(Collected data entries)
_____

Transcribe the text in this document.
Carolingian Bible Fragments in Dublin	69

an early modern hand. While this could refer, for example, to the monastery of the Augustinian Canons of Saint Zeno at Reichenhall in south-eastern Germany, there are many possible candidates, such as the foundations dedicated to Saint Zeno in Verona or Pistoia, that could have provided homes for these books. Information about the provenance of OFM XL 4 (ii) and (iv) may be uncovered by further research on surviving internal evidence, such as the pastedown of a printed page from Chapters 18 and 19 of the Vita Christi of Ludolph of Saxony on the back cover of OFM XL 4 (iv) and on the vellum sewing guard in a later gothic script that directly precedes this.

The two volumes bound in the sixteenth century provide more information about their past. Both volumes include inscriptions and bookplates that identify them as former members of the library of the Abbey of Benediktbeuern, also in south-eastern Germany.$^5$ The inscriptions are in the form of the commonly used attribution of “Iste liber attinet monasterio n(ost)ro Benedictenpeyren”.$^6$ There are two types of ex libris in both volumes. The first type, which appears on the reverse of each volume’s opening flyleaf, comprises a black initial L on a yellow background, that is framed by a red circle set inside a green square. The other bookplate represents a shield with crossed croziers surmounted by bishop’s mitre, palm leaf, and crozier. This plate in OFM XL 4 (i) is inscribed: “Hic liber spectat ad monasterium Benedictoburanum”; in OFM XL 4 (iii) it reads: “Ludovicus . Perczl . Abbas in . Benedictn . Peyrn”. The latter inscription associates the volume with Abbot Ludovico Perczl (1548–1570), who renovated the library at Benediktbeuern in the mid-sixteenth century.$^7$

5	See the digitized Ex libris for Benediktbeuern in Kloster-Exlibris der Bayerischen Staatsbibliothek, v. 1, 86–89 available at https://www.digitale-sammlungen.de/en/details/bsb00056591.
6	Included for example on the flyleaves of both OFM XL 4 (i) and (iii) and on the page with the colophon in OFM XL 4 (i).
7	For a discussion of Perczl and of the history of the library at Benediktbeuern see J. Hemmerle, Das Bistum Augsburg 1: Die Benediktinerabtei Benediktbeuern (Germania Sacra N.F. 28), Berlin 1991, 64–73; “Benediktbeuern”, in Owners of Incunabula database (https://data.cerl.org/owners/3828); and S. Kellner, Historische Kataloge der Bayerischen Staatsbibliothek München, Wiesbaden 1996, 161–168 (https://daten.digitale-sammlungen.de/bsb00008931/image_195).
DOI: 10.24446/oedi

_____

Extract the listing in its entirety, matching it exactly.

Transcribe the text in this document.
Carolingian Bible Fragments in Dublin	69

an early modern hand. While this could refer, for example, to the monastery of the Augustinian Canons of Saint Zeno at Reichenhall in south-eastern Germany, there are many possible candidates, such as the foundations dedicated to Saint Zeno in Verona or Pistoia, that could have provided homes for these books. Information about the provenance of OFM XL 4 (ii) and (iv) may be uncovered by further research on surviving internal evidence, such as the pastedown of a printed page from Chapters 18 and 19 of the Vita Christi of Ludolph of Saxony on the back cover of OFM XL 4 (iv) and on the vellum sewing guard in a later gothic script that directly precedes this.

The two volumes bound in the sixteenth century provide more information about their past. Both volumes include inscriptions and bookplates that identify them as former members of the library of the Abbey of Benediktbeuern, also in south-eastern Germany.$^5$ The inscriptions are in the form of the commonly used attribution of “Iste liber attinet monasterio n(ost)ro Benedictenpeyren”.$^6$ There are two types of ex libris in both volumes. The first type, which appears on the reverse of each volume’s opening flyleaf, comprises a black initial L on a yellow background, that is framed by a red circle set inside a green square. The other bookplate represents a shield with crossed croziers surmounted by bishop’s mitre, palm leaf, and crozier. This plate in OFM XL 4 (i) is inscribed: “Hic liber spectat ad monasterium Benedictoburanum”; in OFM XL 4 (iii) it reads: “Ludovicus . Perczl . Abbas in . Benedictn . Peyrn”. The latter inscription associates the volume with Abbot Ludovico Perczl (1548–1570), who renovated the library at Benediktbeuern in the mid-sixteenth century.$^7$

5	See the digitized Ex libris for Benediktbeuern in Kloster-Exlibris der Bayerischen Staatsbibliothek, v. 1, 86–89 available at https://www.digitale-sammlungen.de/en/details/bsb00056591.
6	Included for example on the flyleaves of both OFM XL 4 (i) and (iii) and on the page with the colophon in OFM XL 4 (i).
7	For a discussion of Perczl and of the history of the library at Benediktbeuern see J. Hemmerle, Das Bistum Augsburg 1: Die Benediktinerabtei Benediktbeuern (Germania Sacra N.F. 28), Berlin 1991, 64–73; “Benediktbeuern”, in Owners of Incunabula database (https://data.cerl.org/owners/3828); and S. Kellner, Historische Kataloge der Bayerischen Staatsbibliothek München, Wiesbaden 1996, 161–168 (https://daten.digitale-sammlungen.de/bsb00008931/image_195).
DOI: 10.24446/oedi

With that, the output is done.